» **WHAT IS REQUIRED**:
Extract each line of the data and write it out again exactly.

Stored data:
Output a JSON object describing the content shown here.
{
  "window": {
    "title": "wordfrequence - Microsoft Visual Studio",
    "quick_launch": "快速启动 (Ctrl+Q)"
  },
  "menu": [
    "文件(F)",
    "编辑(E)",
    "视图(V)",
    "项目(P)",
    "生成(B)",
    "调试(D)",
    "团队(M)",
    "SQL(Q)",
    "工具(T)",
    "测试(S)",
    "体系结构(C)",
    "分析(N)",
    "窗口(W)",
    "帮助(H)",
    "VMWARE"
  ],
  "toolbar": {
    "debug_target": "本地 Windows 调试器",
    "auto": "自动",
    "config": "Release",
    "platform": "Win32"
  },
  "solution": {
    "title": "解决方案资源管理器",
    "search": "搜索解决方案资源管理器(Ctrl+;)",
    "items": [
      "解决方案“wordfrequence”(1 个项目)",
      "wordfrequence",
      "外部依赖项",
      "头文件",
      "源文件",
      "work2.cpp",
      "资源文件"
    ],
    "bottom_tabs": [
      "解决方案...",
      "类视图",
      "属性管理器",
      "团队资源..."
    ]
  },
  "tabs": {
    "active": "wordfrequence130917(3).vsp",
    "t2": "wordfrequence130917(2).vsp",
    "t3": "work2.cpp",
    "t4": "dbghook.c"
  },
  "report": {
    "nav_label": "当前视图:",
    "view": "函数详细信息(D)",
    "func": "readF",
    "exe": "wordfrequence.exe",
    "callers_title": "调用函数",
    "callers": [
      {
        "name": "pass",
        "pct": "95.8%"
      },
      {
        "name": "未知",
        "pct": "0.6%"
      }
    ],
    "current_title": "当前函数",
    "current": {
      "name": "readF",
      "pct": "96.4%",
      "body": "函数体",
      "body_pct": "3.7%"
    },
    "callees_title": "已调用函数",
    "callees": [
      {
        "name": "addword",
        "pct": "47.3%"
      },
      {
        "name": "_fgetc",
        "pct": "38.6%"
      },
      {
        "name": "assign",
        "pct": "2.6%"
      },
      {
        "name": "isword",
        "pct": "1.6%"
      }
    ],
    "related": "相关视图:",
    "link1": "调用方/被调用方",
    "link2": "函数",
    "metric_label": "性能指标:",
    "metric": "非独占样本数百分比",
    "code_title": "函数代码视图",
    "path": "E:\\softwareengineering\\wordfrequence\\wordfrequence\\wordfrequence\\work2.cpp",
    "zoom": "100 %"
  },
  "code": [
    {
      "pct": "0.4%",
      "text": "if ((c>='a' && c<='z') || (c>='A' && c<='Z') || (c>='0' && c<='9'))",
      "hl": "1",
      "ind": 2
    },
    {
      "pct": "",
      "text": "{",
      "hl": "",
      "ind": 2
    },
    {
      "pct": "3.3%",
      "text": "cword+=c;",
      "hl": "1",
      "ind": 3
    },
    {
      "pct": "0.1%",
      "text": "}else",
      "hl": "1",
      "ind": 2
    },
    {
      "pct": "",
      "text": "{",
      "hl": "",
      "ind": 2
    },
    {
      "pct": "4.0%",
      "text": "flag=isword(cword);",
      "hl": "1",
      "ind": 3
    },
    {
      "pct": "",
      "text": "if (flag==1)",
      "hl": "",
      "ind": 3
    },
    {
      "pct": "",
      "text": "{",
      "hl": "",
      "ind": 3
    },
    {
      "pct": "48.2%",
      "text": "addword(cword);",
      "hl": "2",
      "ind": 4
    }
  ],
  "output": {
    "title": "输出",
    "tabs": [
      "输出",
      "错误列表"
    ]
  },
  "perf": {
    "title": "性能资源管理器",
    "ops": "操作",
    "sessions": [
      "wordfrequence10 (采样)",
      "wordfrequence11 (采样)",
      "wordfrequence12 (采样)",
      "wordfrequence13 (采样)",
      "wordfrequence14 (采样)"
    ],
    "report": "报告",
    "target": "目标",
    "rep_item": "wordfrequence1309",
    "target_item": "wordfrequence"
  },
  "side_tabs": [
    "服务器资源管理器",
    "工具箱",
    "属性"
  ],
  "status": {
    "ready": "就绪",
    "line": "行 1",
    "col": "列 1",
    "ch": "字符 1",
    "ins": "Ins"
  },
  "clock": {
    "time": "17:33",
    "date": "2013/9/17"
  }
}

» **ANSWER TO THIS TASK**:
Output a JSON object describing the content shown here.
{
  "window": {
    "title": "wordfrequence - Microsoft Visual Studio",
    "quick_launch": "快速启动 (Ctrl+Q)"
  },
  "menu": [
    "文件(F)",
    "编辑(E)",
    "视图(V)",
    "项目(P)",
    "生成(B)",
    "调试(D)",
    "团队(M)",
    "SQL(Q)",
    "工具(T)",
    "测试(S)",
    "体系结构(C)",
    "分析(N)",
    "窗口(W)",
    "帮助(H)",
    "VMWARE"
  ],
  "toolbar": {
    "debug_target": "本地 Windows 调试器",
    "auto": "自动",
    "config": "Release",
    "platform": "Win32"
  },
  "solution": {
    "title": "解决方案资源管理器",
    "search": "搜索解决方案资源管理器(Ctrl+;)",
    "items": [
      "解决方案“wordfrequence”(1 个项目)",
      "wordfrequence",
      "外部依赖项",
      "头文件",
      "源文件",
      "work2.cpp",
      "资源文件"
    ],
    "bottom_tabs": [
      "解决方案...",
      "类视图",
      "属性管理器",
      "团队资源..."
    ]
  },
  "tabs": {
    "active": "wordfrequence130917(3).vsp",
    "t2": "wordfrequence130917(2).vsp",
    "t3": "work2.cpp",
    "t4": "dbghook.c"
  },
  "report": {
    "nav_label": "当前视图:",
    "view": "函数详细信息(D)",
    "func": "readF",
    "exe": "wordfrequence.exe",
    "callers_title": "调用函数",
    "callers": [
      {
        "name": "pass",
        "pct": "95.8%"
      },
      {
        "name": "未知",
        "pct": "0.6%"
      }
    ],
    "current_title": "当前函数",
    "current": {
      "name": "readF",
      "pct": "96.4%",
      "body": "函数体",
      "body_pct": "3.7%"
    },
    "callees_title": "已调用函数",
    "callees": [
      {
        "name": "addword",
        "pct": "47.3%"
      },
      {
        "name": "_fgetc",
        "pct": "38.6%"
      },
      {
        "name": "assign",
        "pct": "2.6%"
      },
      {
        "name": "isword",
        "pct": "1.6%"
      }
    ],
    "related": "相关视图:",
    "link1": "调用方/被调用方",
    "link2": "函数",
    "metric_label": "性能指标:",
    "metric": "非独占样本数百分比",
    "code_title": "函数代码视图",
    "path": "E:\\softwareengineering\\wordfrequence\\wordfrequence\\wordfrequence\\work2.cpp",
    "zoom": "100 %"
  },
  "code": [
    {
      "pct": "0.4%",
      "text": "if ((c>='a' && c<='z') || (c>='A' && c<='Z') || (c>='0' && c<='9'))",
      "hl": "1",
      "ind": 2
    },
    {
      "pct": "",
      "text": "{",
      "hl": "",
      "ind": 2
    },
    {
      "pct": "3.3%",
      "text": "cword+=c;",
      "hl": "1",
      "ind": 3
    },
    {
      "pct": "0.1%",
      "text": "}else",
      "hl": "1",
      "ind": 2
    },
    {
      "pct": "",
      "text": "{",
      "hl": "",
      "ind": 2
    },
    {
      "pct": "4.0%",
      "text": "flag=isword(cword);",
      "hl": "1",
      "ind": 3
    },
    {
      "pct": "",
      "text": "if (flag==1)",
      "hl": "",
      "ind": 3
    },
    {
      "pct": "",
      "text": "{",
      "hl": "",
      "ind": 3
    },
    {
      "pct": "48.2%",
      "text": "addword(cword);",
      "hl": "2",
      "ind": 4
    }
  ],
  "output": {
    "title": "输出",
    "tabs": [
      "输出",
      "错误列表"
    ]
  },
  "perf": {
    "title": "性能资源管理器",
    "ops": "操作",
    "sessions": [
      "wordfrequence10 (采样)",
      "wordfrequence11 (采样)",
      "wordfrequence12 (采样)",
      "wordfrequence13 (采样)",
      "wordfrequence14 (采样)"
    ],
    "report": "报告",
    "target": "目标",
    "rep_item": "wordfrequence1309",
    "target_item": "wordfrequence"
  },
  "side_tabs": [
    "服务器资源管理器",
    "工具箱",
    "属性"
  ],
  "status": {
    "ready": "就绪",
    "line": "行 1",
    "col": "列 1",
    "ch": "字符 1",
    "ins": "Ins"
  },
  "clock": {
    "time": "17:33",
    "date": "2013/9/17"
  }
}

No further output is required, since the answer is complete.